§ Given problem: Of the lines in the entries, how many hold the word "részesülő"? Give that number alone.

(Records from a data source)
⁂

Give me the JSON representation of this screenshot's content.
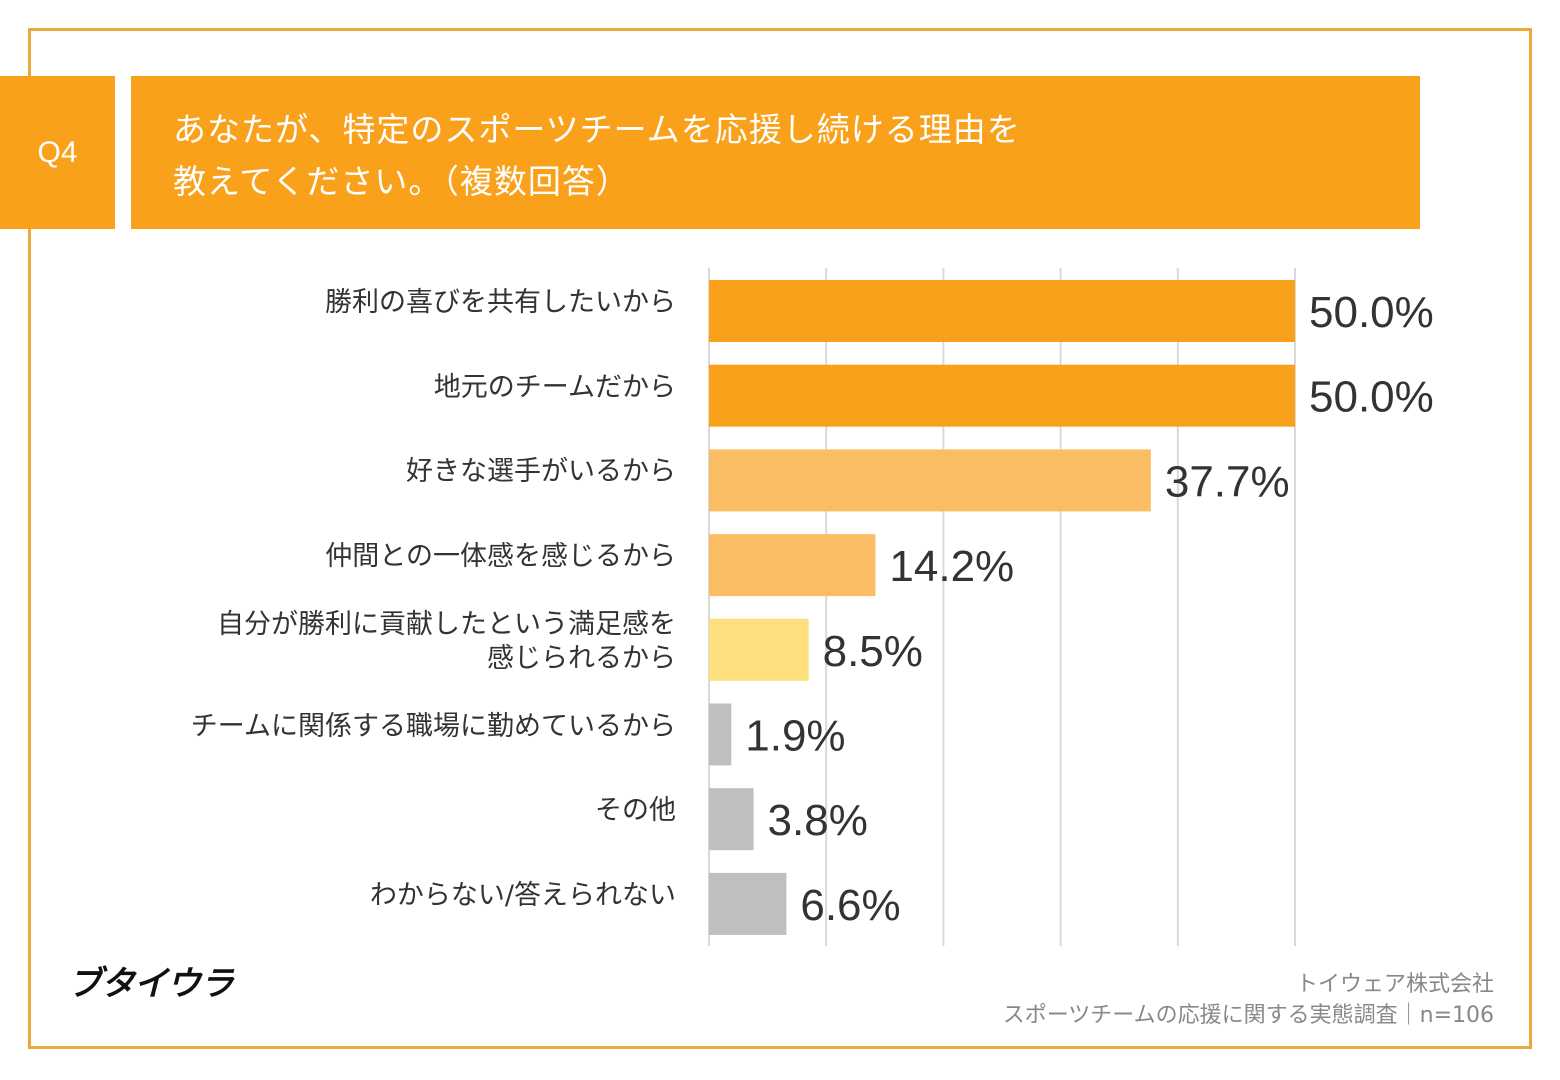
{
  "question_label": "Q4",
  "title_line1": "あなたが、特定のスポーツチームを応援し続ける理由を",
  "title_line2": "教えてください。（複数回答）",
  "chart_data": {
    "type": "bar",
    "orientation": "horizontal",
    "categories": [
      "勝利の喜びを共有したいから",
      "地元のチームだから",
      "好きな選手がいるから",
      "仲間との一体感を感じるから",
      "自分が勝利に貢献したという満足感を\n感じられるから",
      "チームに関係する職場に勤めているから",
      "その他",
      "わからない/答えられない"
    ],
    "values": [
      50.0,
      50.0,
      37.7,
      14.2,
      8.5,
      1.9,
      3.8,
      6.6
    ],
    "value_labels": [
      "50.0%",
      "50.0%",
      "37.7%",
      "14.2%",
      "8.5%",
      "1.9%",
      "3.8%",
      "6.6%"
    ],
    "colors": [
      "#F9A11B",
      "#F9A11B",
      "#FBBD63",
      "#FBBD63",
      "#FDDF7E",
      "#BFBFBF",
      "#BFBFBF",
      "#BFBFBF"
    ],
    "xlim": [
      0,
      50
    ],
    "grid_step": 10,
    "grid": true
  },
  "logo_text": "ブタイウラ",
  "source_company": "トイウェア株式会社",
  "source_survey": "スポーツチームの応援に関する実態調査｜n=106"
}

⁂

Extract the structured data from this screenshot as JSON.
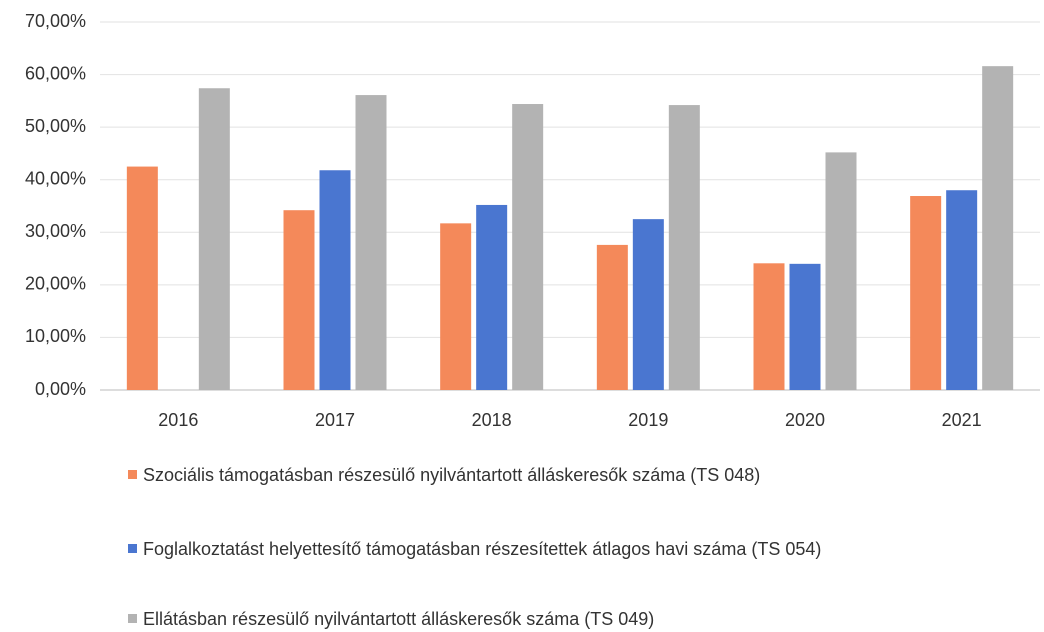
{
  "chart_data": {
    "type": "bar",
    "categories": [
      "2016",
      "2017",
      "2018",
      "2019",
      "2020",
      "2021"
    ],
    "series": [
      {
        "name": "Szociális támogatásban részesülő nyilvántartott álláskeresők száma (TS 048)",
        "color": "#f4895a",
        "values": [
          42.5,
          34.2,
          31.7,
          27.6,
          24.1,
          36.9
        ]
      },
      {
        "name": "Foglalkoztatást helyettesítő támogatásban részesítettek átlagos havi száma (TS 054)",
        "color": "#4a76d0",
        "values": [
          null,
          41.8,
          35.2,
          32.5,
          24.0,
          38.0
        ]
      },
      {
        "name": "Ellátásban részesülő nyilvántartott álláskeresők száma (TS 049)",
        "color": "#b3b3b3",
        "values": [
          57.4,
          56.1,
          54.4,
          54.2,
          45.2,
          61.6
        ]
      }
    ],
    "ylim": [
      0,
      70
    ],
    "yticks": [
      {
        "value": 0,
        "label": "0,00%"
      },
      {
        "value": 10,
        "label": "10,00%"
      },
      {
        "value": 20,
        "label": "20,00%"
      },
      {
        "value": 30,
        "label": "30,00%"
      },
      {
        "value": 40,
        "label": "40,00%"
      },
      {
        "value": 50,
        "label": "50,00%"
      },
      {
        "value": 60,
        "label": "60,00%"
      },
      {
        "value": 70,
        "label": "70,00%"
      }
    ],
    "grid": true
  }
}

⁂

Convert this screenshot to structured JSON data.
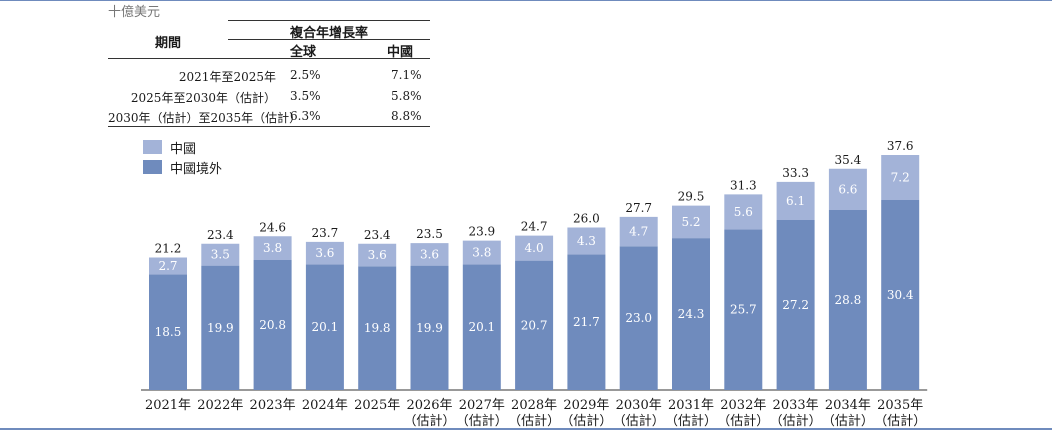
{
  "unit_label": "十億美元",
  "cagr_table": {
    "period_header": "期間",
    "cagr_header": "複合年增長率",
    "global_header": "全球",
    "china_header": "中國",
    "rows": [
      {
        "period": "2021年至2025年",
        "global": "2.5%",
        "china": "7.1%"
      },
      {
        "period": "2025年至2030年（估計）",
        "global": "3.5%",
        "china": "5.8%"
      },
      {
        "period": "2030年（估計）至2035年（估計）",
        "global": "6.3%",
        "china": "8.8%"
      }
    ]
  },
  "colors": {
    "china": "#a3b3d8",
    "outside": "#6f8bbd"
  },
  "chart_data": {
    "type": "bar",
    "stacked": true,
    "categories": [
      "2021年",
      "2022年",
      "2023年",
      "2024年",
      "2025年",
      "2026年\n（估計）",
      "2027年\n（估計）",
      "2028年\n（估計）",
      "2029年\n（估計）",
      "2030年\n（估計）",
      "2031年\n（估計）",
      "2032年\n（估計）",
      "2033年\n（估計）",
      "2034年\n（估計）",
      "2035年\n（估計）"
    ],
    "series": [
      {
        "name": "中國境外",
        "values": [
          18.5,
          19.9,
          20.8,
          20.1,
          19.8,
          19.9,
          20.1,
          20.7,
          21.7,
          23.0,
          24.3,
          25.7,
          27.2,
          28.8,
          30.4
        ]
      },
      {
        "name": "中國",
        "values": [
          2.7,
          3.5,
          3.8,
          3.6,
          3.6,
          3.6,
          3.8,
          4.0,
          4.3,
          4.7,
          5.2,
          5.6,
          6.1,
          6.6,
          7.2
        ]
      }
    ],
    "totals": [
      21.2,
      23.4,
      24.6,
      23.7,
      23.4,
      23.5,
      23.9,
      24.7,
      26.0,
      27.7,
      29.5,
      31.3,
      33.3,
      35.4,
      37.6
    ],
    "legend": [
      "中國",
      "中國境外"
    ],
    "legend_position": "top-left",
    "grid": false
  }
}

⁂

§ Solved problem: 2